PROVIDED DATA.
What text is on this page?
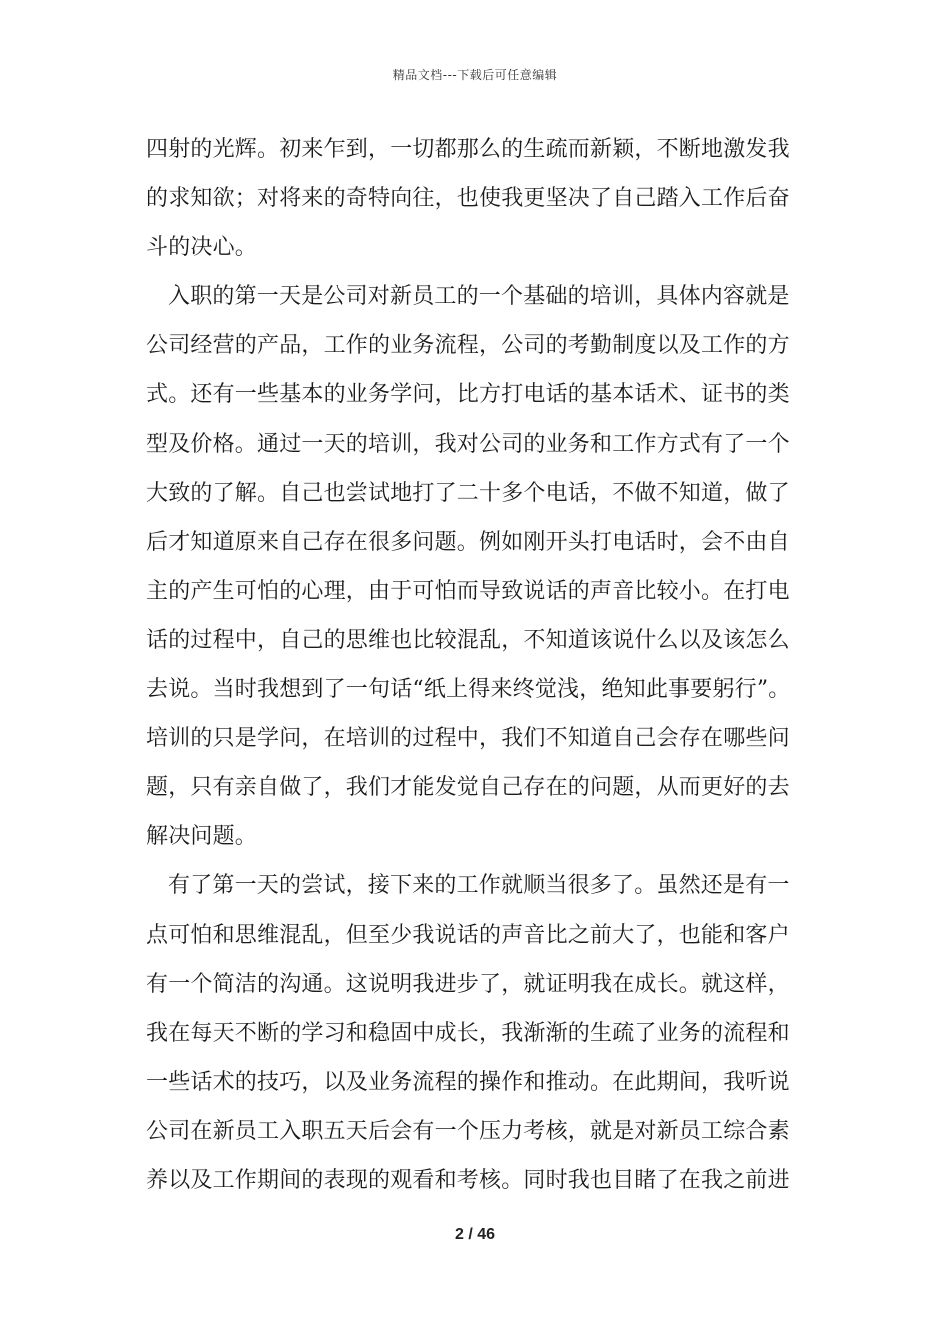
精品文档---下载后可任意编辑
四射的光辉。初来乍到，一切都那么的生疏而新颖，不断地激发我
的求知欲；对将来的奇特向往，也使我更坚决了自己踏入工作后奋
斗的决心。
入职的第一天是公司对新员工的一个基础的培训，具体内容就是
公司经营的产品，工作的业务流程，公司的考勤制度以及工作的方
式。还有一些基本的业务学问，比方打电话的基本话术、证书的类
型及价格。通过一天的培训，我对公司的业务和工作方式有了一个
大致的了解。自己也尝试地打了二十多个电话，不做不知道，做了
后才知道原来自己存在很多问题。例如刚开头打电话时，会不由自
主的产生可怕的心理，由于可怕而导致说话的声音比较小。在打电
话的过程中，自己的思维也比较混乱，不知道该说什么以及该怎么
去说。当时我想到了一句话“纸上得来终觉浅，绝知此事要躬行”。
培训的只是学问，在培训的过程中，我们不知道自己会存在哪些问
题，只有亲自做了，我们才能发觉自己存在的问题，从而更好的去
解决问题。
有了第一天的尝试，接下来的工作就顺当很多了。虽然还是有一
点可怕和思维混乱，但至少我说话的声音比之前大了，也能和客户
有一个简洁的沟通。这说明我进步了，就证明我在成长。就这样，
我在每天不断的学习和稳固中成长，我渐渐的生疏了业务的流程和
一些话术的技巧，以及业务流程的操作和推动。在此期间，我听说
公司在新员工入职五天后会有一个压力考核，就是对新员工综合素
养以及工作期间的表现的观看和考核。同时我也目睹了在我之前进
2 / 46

AIM. Leave out the pictures and print each record exactly as it stands.

RESULT OF THE EXERCISE.
What text is on this page?
精品文档---下载后可任意编辑
四射的光辉。初来乍到，一切都那么的生疏而新颖，不断地激发我
的求知欲；对将来的奇特向往，也使我更坚决了自己踏入工作后奋
斗的决心。
入职的第一天是公司对新员工的一个基础的培训，具体内容就是
公司经营的产品，工作的业务流程，公司的考勤制度以及工作的方
式。还有一些基本的业务学问，比方打电话的基本话术、证书的类
型及价格。通过一天的培训，我对公司的业务和工作方式有了一个
大致的了解。自己也尝试地打了二十多个电话，不做不知道，做了
后才知道原来自己存在很多问题。例如刚开头打电话时，会不由自
主的产生可怕的心理，由于可怕而导致说话的声音比较小。在打电
话的过程中，自己的思维也比较混乱，不知道该说什么以及该怎么
去说。当时我想到了一句话“纸上得来终觉浅，绝知此事要躬行”。
培训的只是学问，在培训的过程中，我们不知道自己会存在哪些问
题，只有亲自做了，我们才能发觉自己存在的问题，从而更好的去
解决问题。
有了第一天的尝试，接下来的工作就顺当很多了。虽然还是有一
点可怕和思维混乱，但至少我说话的声音比之前大了，也能和客户
有一个简洁的沟通。这说明我进步了，就证明我在成长。就这样，
我在每天不断的学习和稳固中成长，我渐渐的生疏了业务的流程和
一些话术的技巧，以及业务流程的操作和推动。在此期间，我听说
公司在新员工入职五天后会有一个压力考核，就是对新员工综合素
养以及工作期间的表现的观看和考核。同时我也目睹了在我之前进
2 / 46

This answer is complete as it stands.